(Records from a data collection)
....

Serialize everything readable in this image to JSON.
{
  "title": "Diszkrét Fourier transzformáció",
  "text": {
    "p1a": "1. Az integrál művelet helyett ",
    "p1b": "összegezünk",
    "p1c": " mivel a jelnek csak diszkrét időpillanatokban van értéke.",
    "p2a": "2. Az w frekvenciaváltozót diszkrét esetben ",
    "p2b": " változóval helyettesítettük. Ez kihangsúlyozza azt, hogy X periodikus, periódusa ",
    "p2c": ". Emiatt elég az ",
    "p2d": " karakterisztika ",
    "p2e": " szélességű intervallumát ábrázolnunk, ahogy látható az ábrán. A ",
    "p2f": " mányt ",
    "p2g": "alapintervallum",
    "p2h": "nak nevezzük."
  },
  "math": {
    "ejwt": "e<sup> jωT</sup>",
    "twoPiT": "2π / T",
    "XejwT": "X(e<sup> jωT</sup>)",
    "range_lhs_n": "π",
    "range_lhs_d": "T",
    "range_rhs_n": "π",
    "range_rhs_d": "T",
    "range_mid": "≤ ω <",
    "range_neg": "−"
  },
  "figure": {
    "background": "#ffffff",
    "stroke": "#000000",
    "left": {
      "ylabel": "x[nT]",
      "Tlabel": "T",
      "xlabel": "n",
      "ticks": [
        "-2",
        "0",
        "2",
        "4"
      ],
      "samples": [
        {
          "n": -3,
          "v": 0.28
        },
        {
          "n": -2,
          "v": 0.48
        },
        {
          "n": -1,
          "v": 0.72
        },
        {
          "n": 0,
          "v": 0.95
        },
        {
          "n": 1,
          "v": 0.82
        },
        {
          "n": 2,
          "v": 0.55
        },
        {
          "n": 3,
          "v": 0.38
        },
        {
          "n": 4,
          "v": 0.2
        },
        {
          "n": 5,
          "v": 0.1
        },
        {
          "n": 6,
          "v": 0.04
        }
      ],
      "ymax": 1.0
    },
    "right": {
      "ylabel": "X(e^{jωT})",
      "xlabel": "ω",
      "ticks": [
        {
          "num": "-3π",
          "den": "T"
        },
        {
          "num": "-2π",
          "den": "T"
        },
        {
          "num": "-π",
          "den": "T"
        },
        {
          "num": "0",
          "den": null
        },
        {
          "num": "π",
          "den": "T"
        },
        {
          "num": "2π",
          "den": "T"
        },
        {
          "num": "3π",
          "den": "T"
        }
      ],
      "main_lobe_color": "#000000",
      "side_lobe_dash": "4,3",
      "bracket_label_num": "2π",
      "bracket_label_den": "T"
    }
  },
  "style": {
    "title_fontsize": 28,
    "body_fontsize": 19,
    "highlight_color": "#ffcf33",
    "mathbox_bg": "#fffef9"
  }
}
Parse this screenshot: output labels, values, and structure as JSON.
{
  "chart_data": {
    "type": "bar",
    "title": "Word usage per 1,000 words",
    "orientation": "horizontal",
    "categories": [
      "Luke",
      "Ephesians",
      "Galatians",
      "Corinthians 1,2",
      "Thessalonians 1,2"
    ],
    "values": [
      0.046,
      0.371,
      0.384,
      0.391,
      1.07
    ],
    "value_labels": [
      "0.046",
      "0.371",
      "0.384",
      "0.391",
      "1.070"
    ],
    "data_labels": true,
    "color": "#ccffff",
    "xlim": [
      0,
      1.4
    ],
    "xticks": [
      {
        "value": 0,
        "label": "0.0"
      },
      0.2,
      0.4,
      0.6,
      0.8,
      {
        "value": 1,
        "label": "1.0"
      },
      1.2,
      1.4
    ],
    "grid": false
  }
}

....

EXERCISE BRIEF: Copy out all of the records shown above exactly.

CORRECT RESULT:
Serialize everything readable in this image to JSON.
{
  "title": "Diszkrét Fourier transzformáció",
  "text": {
    "p1a": "1. Az integrál művelet helyett ",
    "p1b": "összegezünk",
    "p1c": " mivel a jelnek csak diszkrét időpillanatokban van értéke.",
    "p2a": "2. Az w frekvenciaváltozót diszkrét esetben ",
    "p2b": " változóval helyettesítettük. Ez kihangsúlyozza azt, hogy X periodikus, periódusa ",
    "p2c": ". Emiatt elég az ",
    "p2d": " karakterisztika ",
    "p2e": " szélességű intervallumát ábrázolnunk, ahogy látható az ábrán. A ",
    "p2f": " mányt ",
    "p2g": "alapintervallum",
    "p2h": "nak nevezzük."
  },
  "math": {
    "ejwt": "e<sup> jωT</sup>",
    "twoPiT": "2π / T",
    "XejwT": "X(e<sup> jωT</sup>)",
    "range_lhs_n": "π",
    "range_lhs_d": "T",
    "range_rhs_n": "π",
    "range_rhs_d": "T",
    "range_mid": "≤ ω <",
    "range_neg": "−"
  },
  "figure": {
    "background": "#ffffff",
    "stroke": "#000000",
    "left": {
      "ylabel": "x[nT]",
      "Tlabel": "T",
      "xlabel": "n",
      "ticks": [
        "-2",
        "0",
        "2",
        "4"
      ],
      "samples": [
        {
          "n": -3,
          "v": 0.28
        },
        {
          "n": -2,
          "v": 0.48
        },
        {
          "n": -1,
          "v": 0.72
        },
        {
          "n": 0,
          "v": 0.95
        },
        {
          "n": 1,
          "v": 0.82
        },
        {
          "n": 2,
          "v": 0.55
        },
        {
          "n": 3,
          "v": 0.38
        },
        {
          "n": 4,
          "v": 0.2
        },
        {
          "n": 5,
          "v": 0.1
        },
        {
          "n": 6,
          "v": 0.04
        }
      ],
      "ymax": 1.0
    },
    "right": {
      "ylabel": "X(e^{jωT})",
      "xlabel": "ω",
      "ticks": [
        {
          "num": "-3π",
          "den": "T"
        },
        {
          "num": "-2π",
          "den": "T"
        },
        {
          "num": "-π",
          "den": "T"
        },
        {
          "num": "0",
          "den": null
        },
        {
          "num": "π",
          "den": "T"
        },
        {
          "num": "2π",
          "den": "T"
        },
        {
          "num": "3π",
          "den": "T"
        }
      ],
      "main_lobe_color": "#000000",
      "side_lobe_dash": "4,3",
      "bracket_label_num": "2π",
      "bracket_label_den": "T"
    }
  },
  "style": {
    "title_fontsize": 28,
    "body_fontsize": 19,
    "highlight_color": "#ffcf33",
    "mathbox_bg": "#fffef9"
  }
}
Parse this screenshot: output labels, values, and structure as JSON.
{
  "chart_data": {
    "type": "bar",
    "title": "Word usage per 1,000 words",
    "orientation": "horizontal",
    "categories": [
      "Luke",
      "Ephesians",
      "Galatians",
      "Corinthians 1,2",
      "Thessalonians 1,2"
    ],
    "values": [
      0.046,
      0.371,
      0.384,
      0.391,
      1.07
    ],
    "value_labels": [
      "0.046",
      "0.371",
      "0.384",
      "0.391",
      "1.070"
    ],
    "data_labels": true,
    "color": "#ccffff",
    "xlim": [
      0,
      1.4
    ],
    "xticks": [
      {
        "value": 0,
        "label": "0.0"
      },
      0.2,
      0.4,
      0.6,
      0.8,
      {
        "value": 1,
        "label": "1.0"
      },
      1.2,
      1.4
    ],
    "grid": false
  }
}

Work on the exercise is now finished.